Scan the data beneath this task and copy each line that includes "الله".

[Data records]
<<<<

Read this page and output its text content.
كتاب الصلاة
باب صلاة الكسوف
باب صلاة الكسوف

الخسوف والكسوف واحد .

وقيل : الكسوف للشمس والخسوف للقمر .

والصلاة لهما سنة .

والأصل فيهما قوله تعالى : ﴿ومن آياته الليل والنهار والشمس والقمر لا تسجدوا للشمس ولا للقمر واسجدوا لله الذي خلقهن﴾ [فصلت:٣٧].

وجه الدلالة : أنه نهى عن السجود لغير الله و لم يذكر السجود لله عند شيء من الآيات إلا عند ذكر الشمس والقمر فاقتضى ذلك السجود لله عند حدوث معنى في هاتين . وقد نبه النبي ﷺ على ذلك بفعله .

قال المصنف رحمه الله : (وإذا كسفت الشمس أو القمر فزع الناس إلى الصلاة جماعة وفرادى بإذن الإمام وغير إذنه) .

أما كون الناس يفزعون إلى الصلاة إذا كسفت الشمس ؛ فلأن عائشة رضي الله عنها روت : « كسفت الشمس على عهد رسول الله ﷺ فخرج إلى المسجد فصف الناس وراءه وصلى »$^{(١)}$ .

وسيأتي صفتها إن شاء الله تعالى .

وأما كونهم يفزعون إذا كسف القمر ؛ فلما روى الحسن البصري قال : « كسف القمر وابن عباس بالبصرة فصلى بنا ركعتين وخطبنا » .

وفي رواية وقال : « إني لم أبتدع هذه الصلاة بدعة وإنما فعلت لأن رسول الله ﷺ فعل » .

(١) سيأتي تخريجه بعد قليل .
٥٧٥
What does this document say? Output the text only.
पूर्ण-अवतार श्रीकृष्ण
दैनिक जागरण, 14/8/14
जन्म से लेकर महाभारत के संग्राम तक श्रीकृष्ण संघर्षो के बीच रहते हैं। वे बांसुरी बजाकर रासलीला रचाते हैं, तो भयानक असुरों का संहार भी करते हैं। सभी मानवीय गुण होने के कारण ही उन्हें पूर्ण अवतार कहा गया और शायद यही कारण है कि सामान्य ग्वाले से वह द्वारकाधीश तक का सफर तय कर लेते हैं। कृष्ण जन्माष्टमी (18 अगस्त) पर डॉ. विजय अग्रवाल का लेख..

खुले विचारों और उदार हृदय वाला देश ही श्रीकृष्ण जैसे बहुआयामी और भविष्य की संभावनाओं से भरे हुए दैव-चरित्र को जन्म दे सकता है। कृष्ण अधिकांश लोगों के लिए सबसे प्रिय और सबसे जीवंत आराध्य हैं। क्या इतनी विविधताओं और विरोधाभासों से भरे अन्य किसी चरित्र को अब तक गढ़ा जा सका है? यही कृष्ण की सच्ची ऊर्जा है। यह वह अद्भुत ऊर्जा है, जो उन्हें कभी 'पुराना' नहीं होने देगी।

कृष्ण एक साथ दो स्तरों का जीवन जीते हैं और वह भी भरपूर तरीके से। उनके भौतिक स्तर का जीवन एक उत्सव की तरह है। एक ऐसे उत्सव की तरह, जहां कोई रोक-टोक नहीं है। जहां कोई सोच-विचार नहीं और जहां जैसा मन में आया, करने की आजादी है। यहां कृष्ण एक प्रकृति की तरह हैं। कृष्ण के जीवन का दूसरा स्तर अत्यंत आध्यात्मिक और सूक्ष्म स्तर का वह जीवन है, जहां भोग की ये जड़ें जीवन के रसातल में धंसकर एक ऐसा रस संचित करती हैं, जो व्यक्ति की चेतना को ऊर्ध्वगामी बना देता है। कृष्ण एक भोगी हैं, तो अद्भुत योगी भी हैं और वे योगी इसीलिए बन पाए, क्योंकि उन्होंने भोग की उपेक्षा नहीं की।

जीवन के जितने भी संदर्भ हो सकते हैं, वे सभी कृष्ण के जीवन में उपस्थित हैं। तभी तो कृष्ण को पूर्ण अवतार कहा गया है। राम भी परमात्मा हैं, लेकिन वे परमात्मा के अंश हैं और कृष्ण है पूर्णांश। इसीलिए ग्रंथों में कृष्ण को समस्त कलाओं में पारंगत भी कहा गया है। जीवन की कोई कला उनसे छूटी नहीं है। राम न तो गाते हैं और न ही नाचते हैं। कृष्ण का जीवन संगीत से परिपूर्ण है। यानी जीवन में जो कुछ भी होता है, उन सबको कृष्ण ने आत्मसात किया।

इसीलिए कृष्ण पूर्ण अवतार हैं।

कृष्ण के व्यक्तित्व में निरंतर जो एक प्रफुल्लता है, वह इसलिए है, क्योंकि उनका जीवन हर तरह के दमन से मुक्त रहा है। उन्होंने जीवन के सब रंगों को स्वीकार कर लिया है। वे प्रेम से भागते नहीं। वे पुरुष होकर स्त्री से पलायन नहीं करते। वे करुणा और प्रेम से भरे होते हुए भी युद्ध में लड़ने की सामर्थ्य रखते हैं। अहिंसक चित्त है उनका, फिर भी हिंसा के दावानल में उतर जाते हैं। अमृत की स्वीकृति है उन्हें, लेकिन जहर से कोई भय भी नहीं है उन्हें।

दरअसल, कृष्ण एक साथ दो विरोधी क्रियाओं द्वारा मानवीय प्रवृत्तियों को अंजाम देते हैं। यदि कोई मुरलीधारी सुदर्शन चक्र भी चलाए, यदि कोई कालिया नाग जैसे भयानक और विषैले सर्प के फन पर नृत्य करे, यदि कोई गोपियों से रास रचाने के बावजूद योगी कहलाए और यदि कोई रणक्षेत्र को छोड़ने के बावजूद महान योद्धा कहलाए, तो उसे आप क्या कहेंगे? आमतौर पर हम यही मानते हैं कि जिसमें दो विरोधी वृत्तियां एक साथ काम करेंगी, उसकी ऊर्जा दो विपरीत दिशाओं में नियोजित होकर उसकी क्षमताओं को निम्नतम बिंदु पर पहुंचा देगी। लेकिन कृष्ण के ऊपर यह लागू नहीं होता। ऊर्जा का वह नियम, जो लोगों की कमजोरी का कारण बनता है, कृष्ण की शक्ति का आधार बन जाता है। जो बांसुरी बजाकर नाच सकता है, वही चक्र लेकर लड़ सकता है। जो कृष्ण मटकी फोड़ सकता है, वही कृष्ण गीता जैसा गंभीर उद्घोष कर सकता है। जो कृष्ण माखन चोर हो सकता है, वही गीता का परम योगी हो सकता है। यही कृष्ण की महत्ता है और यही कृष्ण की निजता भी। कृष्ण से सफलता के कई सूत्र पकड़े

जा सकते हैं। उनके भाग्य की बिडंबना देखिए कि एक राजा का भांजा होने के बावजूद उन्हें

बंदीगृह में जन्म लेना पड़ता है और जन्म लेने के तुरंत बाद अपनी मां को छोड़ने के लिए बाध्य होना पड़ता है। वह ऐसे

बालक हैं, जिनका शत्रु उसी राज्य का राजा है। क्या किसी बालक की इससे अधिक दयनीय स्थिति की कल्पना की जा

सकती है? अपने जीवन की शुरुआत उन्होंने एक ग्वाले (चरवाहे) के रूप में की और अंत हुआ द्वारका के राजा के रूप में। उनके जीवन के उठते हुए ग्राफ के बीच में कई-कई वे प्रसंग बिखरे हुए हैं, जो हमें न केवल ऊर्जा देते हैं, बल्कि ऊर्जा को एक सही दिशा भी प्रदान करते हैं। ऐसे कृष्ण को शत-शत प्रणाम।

>>>>

PROBLEM SOLUTION -
وجه الدلالة : أنه نهى عن السجود لغير الله و لم يذكر السجود لله عند شيء من الآيات إلا عند ذكر الشمس والقمر فاقتضى ذلك السجود لله عند حدوث معنى في هاتين . وقد نبه النبي ﷺ على ذلك بفعله .
قال المصنف رحمه الله : (وإذا كسفت الشمس أو القمر فزع الناس إلى الصلاة جماعة وفرادى بإذن الإمام وغير إذنه) .
أما كون الناس يفزعون إلى الصلاة إذا كسفت الشمس ؛ فلأن عائشة رضي الله عنها روت : « كسفت الشمس على عهد رسول الله ﷺ فخرج إلى المسجد فصف الناس وراءه وصلى »$^{(١)}$ .
وسيأتي صفتها إن شاء الله تعالى .
وفي رواية وقال : « إني لم أبتدع هذه الصلاة بدعة وإنما فعلت لأن رسول الله ﷺ فعل » .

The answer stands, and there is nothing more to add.